▼

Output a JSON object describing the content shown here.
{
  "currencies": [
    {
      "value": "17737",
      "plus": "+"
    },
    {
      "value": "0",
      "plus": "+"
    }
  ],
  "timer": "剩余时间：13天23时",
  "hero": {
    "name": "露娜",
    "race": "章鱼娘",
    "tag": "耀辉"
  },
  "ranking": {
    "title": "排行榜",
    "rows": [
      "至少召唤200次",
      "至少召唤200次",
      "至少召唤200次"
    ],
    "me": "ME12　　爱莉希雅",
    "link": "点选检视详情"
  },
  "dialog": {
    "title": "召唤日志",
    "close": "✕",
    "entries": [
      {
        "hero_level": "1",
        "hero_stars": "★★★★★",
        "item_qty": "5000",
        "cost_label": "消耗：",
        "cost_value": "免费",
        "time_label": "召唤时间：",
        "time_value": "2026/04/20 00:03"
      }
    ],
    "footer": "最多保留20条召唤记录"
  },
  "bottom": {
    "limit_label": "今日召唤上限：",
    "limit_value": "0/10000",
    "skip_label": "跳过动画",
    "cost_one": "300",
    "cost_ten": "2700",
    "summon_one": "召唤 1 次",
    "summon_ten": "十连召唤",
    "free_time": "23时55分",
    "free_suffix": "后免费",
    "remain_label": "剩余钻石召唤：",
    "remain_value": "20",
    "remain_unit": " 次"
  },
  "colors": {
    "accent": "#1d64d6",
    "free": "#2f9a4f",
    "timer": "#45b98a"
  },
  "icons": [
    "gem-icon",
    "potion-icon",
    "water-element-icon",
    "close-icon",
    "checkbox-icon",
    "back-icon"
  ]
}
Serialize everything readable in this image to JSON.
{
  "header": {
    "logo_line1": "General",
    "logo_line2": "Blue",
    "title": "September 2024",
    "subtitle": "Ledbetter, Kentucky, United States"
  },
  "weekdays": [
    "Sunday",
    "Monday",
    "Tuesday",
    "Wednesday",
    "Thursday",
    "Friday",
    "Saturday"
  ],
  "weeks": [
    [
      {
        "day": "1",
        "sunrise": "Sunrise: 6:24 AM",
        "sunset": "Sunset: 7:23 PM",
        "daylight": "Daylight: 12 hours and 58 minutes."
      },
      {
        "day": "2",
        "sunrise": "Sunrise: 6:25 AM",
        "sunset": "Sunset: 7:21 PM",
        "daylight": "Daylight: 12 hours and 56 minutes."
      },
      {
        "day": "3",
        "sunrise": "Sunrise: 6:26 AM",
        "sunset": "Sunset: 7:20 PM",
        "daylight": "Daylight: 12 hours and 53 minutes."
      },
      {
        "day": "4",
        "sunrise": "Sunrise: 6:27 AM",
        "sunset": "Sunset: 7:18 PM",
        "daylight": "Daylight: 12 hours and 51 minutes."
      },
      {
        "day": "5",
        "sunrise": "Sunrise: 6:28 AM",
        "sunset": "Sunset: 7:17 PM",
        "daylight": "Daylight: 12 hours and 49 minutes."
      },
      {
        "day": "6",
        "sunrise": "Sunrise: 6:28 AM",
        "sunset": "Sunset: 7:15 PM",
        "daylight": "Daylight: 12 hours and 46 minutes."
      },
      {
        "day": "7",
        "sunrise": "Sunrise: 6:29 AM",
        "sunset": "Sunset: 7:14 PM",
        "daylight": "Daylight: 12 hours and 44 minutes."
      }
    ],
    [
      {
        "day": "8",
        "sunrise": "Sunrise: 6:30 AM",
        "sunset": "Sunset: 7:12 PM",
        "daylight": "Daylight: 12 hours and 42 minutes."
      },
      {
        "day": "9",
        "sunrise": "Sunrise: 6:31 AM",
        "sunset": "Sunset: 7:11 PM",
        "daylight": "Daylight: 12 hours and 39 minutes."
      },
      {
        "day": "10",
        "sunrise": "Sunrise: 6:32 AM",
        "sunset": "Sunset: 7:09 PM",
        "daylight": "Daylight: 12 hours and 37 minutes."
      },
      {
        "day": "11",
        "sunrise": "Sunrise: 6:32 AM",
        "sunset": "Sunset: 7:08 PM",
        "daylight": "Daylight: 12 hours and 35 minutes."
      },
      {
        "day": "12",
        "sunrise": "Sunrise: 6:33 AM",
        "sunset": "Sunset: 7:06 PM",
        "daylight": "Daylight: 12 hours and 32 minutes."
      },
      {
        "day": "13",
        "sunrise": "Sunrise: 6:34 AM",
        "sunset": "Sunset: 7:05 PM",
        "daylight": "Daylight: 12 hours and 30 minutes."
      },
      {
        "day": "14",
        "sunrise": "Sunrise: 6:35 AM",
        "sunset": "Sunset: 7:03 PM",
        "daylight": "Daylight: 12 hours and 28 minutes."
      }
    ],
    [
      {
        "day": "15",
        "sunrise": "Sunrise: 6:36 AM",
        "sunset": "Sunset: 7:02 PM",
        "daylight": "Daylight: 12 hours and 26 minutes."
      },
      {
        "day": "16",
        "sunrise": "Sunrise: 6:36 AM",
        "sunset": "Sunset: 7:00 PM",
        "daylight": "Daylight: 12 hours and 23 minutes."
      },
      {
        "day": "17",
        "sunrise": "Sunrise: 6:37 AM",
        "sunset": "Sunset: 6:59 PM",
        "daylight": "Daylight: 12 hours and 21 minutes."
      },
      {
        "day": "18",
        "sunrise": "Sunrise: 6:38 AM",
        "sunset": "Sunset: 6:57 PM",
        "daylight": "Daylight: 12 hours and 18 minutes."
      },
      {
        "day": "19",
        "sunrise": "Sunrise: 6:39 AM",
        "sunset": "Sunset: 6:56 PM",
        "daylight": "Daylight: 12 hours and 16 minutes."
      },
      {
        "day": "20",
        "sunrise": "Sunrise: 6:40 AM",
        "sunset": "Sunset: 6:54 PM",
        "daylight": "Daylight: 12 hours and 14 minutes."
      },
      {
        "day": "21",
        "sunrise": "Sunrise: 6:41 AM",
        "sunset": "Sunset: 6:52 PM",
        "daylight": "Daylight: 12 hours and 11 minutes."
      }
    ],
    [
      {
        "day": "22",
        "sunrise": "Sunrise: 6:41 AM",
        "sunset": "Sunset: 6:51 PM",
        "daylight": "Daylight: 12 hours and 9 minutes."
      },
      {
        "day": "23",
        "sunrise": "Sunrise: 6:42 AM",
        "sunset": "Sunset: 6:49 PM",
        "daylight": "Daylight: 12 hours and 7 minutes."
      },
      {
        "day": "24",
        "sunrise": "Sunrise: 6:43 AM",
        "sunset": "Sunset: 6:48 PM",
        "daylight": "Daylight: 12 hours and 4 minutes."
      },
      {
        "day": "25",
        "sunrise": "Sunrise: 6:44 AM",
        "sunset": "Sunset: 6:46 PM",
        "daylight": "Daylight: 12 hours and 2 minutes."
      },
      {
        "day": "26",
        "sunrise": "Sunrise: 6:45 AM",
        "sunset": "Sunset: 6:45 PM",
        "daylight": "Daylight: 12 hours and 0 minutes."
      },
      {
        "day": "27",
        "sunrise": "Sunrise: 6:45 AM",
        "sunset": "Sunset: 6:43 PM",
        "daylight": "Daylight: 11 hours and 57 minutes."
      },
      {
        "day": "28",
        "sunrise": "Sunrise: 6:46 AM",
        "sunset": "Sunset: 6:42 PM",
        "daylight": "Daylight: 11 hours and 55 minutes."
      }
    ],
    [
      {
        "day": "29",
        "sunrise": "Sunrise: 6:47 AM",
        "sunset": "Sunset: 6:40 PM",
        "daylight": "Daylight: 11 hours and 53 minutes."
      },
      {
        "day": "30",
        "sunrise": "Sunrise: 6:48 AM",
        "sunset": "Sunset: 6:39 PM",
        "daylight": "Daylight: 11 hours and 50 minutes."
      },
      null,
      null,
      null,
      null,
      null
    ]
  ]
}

▲
▼

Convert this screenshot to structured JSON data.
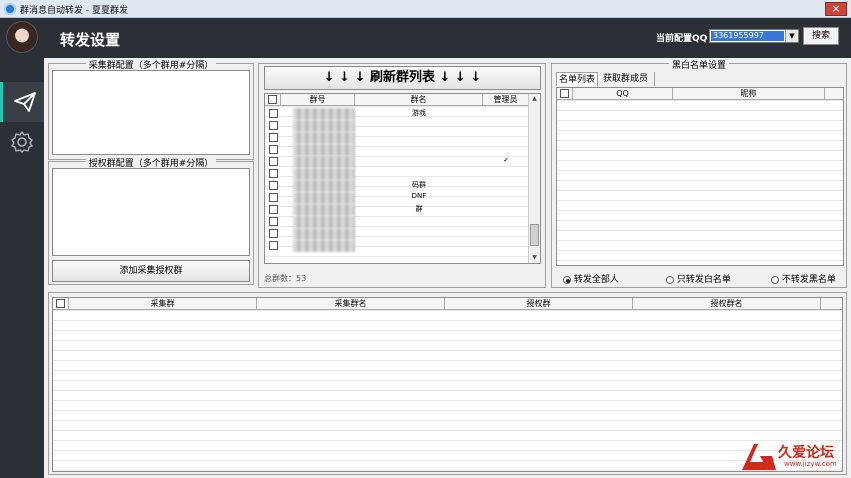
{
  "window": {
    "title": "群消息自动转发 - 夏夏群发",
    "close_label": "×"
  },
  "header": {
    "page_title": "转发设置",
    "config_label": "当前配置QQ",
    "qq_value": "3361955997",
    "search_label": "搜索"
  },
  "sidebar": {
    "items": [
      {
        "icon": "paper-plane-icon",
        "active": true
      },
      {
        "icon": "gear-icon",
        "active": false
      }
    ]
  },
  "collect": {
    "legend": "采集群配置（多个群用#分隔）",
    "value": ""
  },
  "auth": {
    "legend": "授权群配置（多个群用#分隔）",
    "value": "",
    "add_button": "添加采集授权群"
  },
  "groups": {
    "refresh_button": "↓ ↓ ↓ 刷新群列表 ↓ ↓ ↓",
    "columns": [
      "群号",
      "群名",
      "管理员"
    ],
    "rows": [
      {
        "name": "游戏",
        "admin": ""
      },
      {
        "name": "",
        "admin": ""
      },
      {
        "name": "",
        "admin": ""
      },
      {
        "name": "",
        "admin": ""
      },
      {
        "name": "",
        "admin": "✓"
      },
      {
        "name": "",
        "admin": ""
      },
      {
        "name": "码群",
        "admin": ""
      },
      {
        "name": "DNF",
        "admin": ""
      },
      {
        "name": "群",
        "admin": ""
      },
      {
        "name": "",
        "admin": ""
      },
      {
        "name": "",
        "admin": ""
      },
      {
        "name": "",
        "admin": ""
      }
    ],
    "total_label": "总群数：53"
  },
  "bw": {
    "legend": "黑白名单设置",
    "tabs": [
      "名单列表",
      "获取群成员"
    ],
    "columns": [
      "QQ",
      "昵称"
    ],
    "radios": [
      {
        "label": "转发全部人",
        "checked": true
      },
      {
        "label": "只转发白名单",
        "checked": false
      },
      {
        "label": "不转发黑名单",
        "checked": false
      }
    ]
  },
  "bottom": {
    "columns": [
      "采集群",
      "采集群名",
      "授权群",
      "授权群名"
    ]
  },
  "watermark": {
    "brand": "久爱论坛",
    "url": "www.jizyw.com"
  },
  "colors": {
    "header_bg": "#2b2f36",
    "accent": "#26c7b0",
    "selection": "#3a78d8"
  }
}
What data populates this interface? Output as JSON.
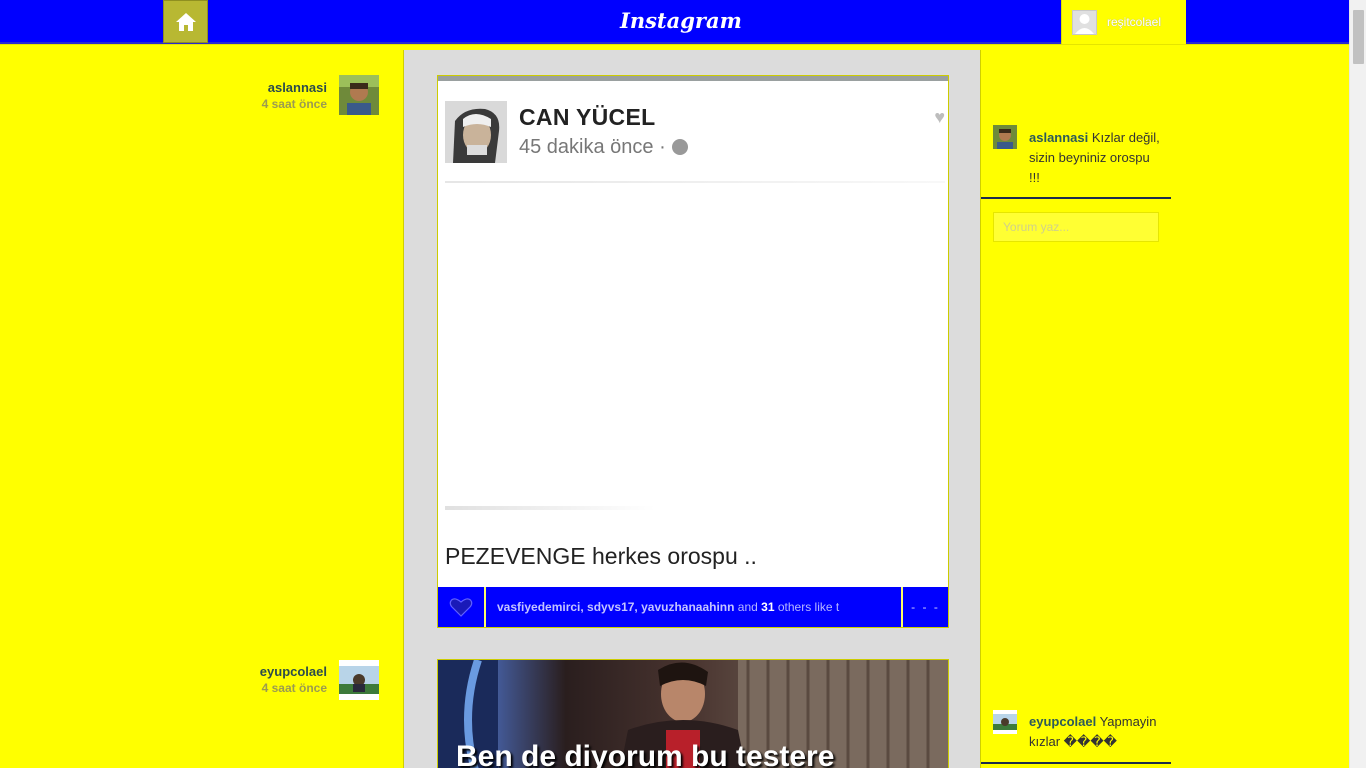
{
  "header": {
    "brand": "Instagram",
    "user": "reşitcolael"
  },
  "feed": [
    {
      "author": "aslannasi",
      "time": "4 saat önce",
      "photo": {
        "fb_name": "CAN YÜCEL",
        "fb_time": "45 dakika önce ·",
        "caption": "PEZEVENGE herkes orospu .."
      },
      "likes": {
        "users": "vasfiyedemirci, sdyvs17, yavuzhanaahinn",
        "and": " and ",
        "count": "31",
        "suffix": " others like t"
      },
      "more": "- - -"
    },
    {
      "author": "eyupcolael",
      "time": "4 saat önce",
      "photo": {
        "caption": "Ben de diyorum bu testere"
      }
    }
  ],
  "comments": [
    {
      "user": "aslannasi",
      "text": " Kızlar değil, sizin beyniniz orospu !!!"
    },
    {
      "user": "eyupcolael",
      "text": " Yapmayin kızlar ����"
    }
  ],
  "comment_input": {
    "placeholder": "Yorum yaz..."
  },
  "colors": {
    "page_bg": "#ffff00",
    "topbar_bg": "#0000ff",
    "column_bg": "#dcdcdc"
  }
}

▲
▼

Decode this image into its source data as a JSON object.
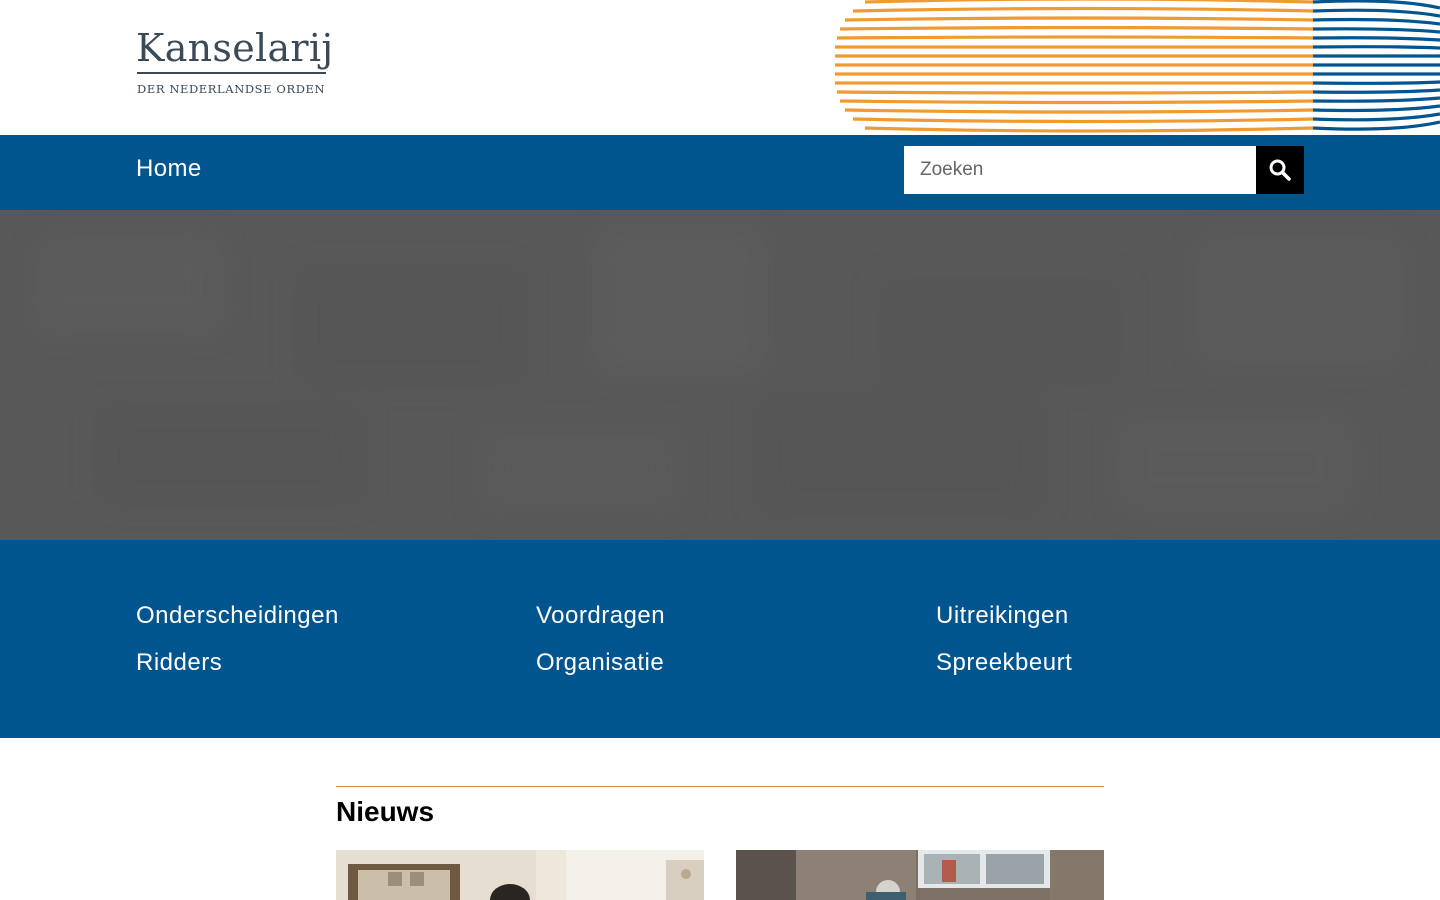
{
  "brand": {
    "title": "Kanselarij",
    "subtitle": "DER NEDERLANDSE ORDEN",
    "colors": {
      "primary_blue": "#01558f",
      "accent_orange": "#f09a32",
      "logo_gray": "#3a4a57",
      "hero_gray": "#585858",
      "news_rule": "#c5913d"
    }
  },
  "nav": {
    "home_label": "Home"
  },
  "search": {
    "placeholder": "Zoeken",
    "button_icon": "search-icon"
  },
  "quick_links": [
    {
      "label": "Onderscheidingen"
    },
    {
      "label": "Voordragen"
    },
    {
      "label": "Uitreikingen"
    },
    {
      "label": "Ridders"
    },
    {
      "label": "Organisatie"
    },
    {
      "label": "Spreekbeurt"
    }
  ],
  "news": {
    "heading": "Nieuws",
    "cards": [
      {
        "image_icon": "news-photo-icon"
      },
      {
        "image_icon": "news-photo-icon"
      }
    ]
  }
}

▲

Task objective: In the data above, how many lines contain the string "text"? Answer with the number only.

Written answer: 2